(Document excerpt)

-- BEGIN --

Boothbay-Boothbay Harbor CSD

Portland firm holds first public sessions on CSD’s future

Lackluster turnout draws concern
Wed, 01/22/2020 - 1:30pm

Lavallee Brensinger Architects (LBPA) launched its first series of school master plan meetings with the Community School District and the wider community Jan. 17 and 18. The Friday evening gathering focused on input from students' parents and Saturday morning’s focused on business leaders and the wider community.

LBPA’s Ron Lamarre said the meetings’ goal is to answer four important questions: What is significant about the schools? What are the top 10 desired outcomes defining success? What are the top 10 obstacles preventing desired outcomes? And what teaching, learning and training models are not supported by the existing learning environment?

“The goal is for us to understand the good, the bad and the ugly of all the school system … before we start trying to come up with solutions ... to say, ‘Here's what we look like in 20 years and here's why.’”

Between both meetings, most agreed the types of things the CSD must keep as the foundation to the schools include the student-teacher ratio and the individualized attention that comes from it. Boothbay Region Elementary School Assistant Principal Tricia Campbell added to that the one-of-a-kind special education program teacher Toby LeConte runs and the many other dynamic services BRES provides such as the resource program, emotional/behavior support programs, life skill programs, social/emotional early intervention programs, and various assistance services. “In fact, many school systems pay to find placement for students because they do not offer the (same) level of programming …”

-- END --

(What you need to do)
a - In the article on the school master plan meetings, whose input was the Friday evening gathering meant to gather?
b - Pick up the article on the school master plan meetings where it stops and keep writing it.

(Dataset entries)
-- BEGIN --

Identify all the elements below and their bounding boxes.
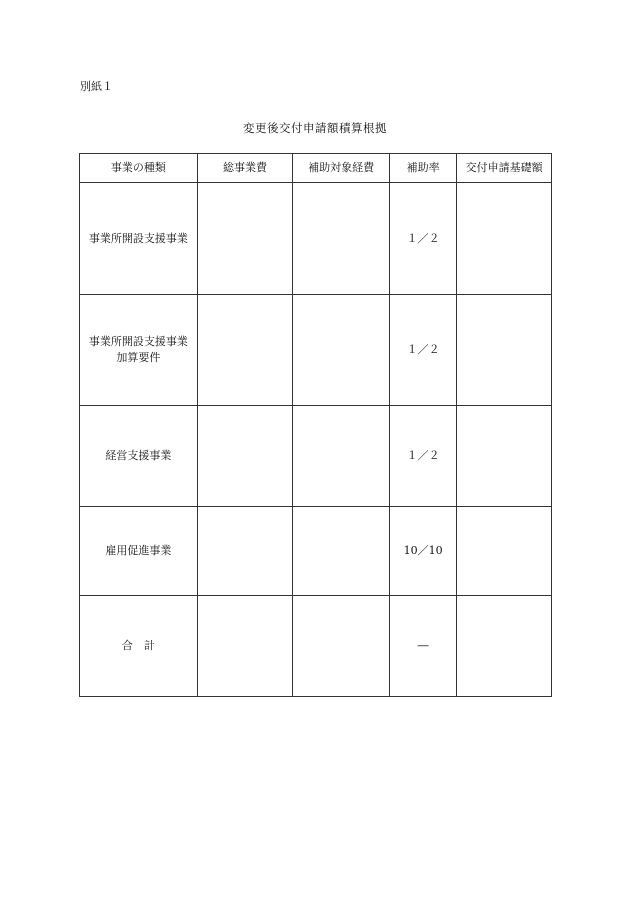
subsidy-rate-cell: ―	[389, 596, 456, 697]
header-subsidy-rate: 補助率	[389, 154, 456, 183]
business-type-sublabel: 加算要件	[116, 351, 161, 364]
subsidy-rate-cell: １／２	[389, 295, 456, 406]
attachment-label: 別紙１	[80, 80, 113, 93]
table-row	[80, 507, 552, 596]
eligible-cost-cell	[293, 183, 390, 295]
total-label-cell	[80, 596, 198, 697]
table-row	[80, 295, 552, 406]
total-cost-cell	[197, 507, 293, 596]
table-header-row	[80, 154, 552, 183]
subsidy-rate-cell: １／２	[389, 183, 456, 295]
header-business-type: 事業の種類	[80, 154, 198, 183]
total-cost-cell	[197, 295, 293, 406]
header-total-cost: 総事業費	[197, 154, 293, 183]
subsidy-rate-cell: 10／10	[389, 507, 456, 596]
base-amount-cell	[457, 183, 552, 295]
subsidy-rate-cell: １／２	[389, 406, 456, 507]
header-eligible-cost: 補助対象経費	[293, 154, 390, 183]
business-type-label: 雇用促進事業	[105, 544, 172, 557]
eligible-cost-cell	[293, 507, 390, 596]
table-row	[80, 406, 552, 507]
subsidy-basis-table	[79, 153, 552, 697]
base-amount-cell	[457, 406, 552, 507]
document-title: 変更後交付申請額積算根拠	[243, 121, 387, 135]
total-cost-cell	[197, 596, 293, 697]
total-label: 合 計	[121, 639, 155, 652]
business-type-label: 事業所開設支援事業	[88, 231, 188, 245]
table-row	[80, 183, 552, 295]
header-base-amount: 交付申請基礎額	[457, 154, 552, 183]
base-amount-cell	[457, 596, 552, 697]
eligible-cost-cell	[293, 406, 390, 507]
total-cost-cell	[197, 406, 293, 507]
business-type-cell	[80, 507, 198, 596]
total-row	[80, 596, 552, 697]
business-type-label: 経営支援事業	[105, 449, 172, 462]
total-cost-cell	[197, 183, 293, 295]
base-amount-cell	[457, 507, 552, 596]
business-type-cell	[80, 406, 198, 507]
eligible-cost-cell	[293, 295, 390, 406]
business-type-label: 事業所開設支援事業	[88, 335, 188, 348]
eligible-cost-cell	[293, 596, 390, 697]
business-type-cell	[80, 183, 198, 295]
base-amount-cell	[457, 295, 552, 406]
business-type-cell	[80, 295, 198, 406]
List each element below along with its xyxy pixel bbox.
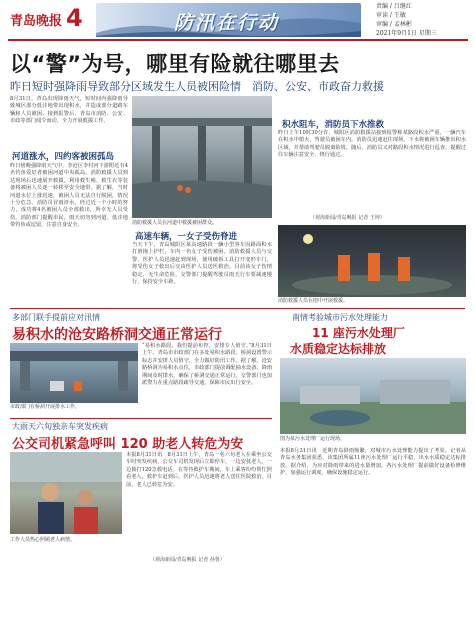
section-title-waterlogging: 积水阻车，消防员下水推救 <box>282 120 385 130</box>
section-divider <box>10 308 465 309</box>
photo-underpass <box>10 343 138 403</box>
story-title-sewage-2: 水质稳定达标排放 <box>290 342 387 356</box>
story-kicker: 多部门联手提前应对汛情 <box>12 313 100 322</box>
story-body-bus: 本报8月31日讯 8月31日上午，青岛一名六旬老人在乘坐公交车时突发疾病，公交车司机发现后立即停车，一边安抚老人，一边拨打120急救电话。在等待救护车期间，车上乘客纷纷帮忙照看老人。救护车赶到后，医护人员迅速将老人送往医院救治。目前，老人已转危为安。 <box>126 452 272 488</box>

-- END --

(Results of the tasks)
a - The Friday evening gathering focused on input from students' parents.

b -
Several audience members said school safety, specifically resource officer Larry Brown, is one of the strongest aspects of the CSD and should continue as it is. Community Center’s Sue Burge said Brown’s commitment to the well-being of students is likely to thank for many students becoming well adjusted to school life.

Girls basketball coach and parent Brian Blethen said he would like to see existing partnerships expanded upon with local organizations like Boothbay Region YMCA, LincolnHealth, Bigelow Laboratory, Coastal Maine Botanical Gardens and Boothbay Region Land Trust. Blethen also said the schools need to focus on the region’s greatest asset: “Our school is in one of the most beautiful places in the world … If we're talking about what's significant about us – we're sitting on the coast … It's part of our identity and being on a peninsula probably enhances that sense of community.”

Everyone agreed the biggest obstacles are money and declining enrollment. However, parent Lisa Markowitz said students would not necessarily agree money is what is holding the schools back.

“My daughter says 'Well, the kids have to be motivated.' They sit in class, yell at the teachers and they're acting like jerks … She sometimes struggles with being maybe the only kid in class that wants to do anything.”

Parent Laura Perkins agreed and said part of the reason classes with more academic rigor never catch on is because students who sign up for the class later decide it is not worth the work. Perkins said that is part of the reason her son, Will, does online classes and sees no point in staying at school if it can be done at home despite not having the atmosphere of a classroom and learning environment to support his study.

Lamarre said the answer to the gap between technology and the classroom may be “blended learning” – incorporating both media in the classroom – and the answer to students’ disinterest is “fun and fair.”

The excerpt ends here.